What the task requires » Would you copy out the whole listing exactly as given?
--- START Task input ---
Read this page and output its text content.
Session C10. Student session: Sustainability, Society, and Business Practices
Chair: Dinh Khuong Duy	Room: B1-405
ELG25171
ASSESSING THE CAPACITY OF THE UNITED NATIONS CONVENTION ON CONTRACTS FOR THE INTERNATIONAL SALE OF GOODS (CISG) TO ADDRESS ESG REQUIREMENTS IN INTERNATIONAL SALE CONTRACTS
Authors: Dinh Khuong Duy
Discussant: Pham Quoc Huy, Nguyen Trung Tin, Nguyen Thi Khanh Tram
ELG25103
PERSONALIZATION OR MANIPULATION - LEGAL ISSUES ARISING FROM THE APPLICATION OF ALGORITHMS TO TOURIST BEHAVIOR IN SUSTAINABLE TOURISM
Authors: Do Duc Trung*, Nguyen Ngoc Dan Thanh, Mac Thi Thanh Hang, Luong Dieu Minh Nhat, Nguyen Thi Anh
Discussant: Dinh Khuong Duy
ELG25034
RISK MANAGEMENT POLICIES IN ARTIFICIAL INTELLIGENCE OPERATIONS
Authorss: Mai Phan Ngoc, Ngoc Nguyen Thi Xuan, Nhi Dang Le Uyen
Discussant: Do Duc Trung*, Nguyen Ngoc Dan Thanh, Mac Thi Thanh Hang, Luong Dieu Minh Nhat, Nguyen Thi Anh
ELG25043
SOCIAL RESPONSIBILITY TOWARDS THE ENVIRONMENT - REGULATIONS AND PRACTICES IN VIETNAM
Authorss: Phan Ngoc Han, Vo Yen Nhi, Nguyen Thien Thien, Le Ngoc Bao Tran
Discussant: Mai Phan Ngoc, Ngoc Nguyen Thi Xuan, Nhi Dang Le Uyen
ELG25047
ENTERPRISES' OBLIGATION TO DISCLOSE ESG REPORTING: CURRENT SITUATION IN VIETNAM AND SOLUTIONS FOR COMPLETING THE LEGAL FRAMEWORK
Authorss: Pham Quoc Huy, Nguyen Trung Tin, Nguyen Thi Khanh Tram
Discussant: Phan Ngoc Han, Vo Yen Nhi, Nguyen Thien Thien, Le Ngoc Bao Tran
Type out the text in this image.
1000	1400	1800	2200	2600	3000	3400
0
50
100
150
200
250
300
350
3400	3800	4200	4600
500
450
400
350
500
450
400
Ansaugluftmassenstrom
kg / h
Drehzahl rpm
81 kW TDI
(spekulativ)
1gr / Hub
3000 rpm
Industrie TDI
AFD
--- END Task input ---
Written answer »
Read this page and output its text content.
Session C10. Student session: Sustainability, Society, and Business Practices
Chair: Dinh Khuong Duy	Room: B1-405
ELG25171
ASSESSING THE CAPACITY OF THE UNITED NATIONS CONVENTION ON CONTRACTS FOR THE INTERNATIONAL SALE OF GOODS (CISG) TO ADDRESS ESG REQUIREMENTS IN INTERNATIONAL SALE CONTRACTS
Authors: Dinh Khuong Duy
Discussant: Pham Quoc Huy, Nguyen Trung Tin, Nguyen Thi Khanh Tram
ELG25103
PERSONALIZATION OR MANIPULATION - LEGAL ISSUES ARISING FROM THE APPLICATION OF ALGORITHMS TO TOURIST BEHAVIOR IN SUSTAINABLE TOURISM
Authors: Do Duc Trung*, Nguyen Ngoc Dan Thanh, Mac Thi Thanh Hang, Luong Dieu Minh Nhat, Nguyen Thi Anh
Discussant: Dinh Khuong Duy
ELG25034
RISK MANAGEMENT POLICIES IN ARTIFICIAL INTELLIGENCE OPERATIONS
Authorss: Mai Phan Ngoc, Ngoc Nguyen Thi Xuan, Nhi Dang Le Uyen
Discussant: Do Duc Trung*, Nguyen Ngoc Dan Thanh, Mac Thi Thanh Hang, Luong Dieu Minh Nhat, Nguyen Thi Anh
ELG25043
SOCIAL RESPONSIBILITY TOWARDS THE ENVIRONMENT - REGULATIONS AND PRACTICES IN VIETNAM
Authorss: Phan Ngoc Han, Vo Yen Nhi, Nguyen Thien Thien, Le Ngoc Bao Tran
Discussant: Mai Phan Ngoc, Ngoc Nguyen Thi Xuan, Nhi Dang Le Uyen
ELG25047
ENTERPRISES' OBLIGATION TO DISCLOSE ESG REPORTING: CURRENT SITUATION IN VIETNAM AND SOLUTIONS FOR COMPLETING THE LEGAL FRAMEWORK
Authorss: Pham Quoc Huy, Nguyen Trung Tin, Nguyen Thi Khanh Tram
Discussant: Phan Ngoc Han, Vo Yen Nhi, Nguyen Thien Thien, Le Ngoc Bao Tran
Type out the text in this image.
1000	1400	1800	2200	2600	3000	3400
0
50
100
150
200
250
300
350
3400	3800	4200	4600
500
450
400
350
500
450
400
Ansaugluftmassenstrom
kg / h
Drehzahl rpm
81 kW TDI
(spekulativ)
1gr / Hub
3000 rpm
Industrie TDI
AFD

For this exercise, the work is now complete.